- REQUEST: Please pick out each line in the rows below that contains the word "Кабинет" and copy it. Case counts when matching.

------------------------------------------------------------------------

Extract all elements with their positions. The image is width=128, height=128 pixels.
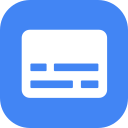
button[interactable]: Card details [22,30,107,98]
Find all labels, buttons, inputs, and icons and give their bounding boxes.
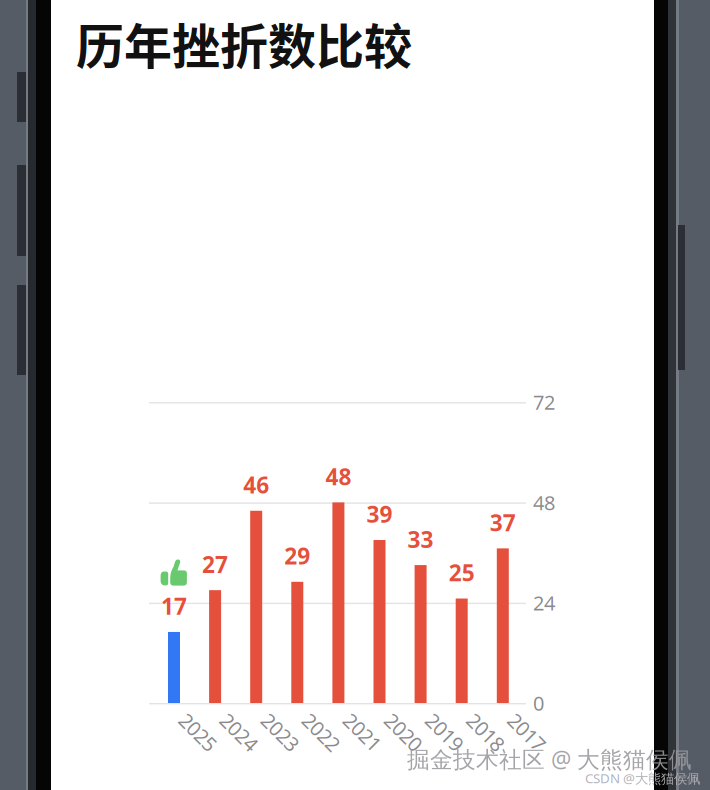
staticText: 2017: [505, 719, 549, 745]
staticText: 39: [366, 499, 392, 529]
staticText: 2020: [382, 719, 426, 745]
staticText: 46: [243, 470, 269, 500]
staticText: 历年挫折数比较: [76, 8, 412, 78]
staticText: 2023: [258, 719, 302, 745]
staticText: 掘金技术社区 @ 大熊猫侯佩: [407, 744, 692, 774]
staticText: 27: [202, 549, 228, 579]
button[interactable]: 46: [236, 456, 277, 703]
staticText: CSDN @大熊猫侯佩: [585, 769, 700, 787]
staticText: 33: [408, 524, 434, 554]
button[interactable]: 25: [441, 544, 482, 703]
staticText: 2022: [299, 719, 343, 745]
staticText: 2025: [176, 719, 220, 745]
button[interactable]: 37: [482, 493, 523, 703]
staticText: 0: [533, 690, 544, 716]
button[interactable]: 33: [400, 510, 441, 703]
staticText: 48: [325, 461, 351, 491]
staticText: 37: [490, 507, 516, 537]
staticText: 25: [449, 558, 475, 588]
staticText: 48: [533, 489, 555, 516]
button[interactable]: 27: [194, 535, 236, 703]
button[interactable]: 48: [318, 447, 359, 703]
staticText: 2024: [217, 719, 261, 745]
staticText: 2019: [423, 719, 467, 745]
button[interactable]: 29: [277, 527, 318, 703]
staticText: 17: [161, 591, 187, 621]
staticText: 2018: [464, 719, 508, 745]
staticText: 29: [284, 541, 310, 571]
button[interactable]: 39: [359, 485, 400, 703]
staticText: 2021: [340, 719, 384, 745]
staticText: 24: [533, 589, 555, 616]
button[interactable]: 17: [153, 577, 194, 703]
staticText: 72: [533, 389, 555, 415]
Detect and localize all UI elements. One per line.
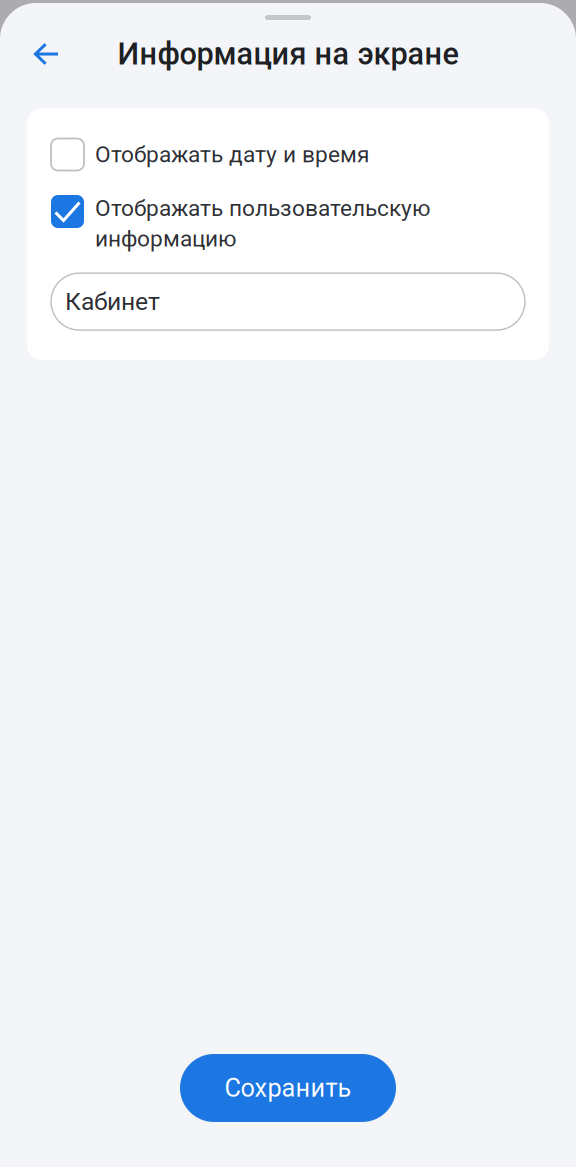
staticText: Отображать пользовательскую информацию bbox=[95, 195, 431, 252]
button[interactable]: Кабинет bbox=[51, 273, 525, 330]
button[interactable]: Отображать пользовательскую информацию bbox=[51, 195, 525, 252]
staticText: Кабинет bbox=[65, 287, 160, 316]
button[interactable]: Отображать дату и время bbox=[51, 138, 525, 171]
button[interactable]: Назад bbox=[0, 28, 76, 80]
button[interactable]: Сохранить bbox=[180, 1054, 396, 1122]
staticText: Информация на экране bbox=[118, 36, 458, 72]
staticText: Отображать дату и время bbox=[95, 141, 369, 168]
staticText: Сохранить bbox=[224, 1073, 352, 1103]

------------------------------------------------------------------------

- ANSWER:
button[interactable]: Кабинет bbox=[51, 273, 525, 330]
staticText: Кабинет bbox=[65, 287, 160, 316]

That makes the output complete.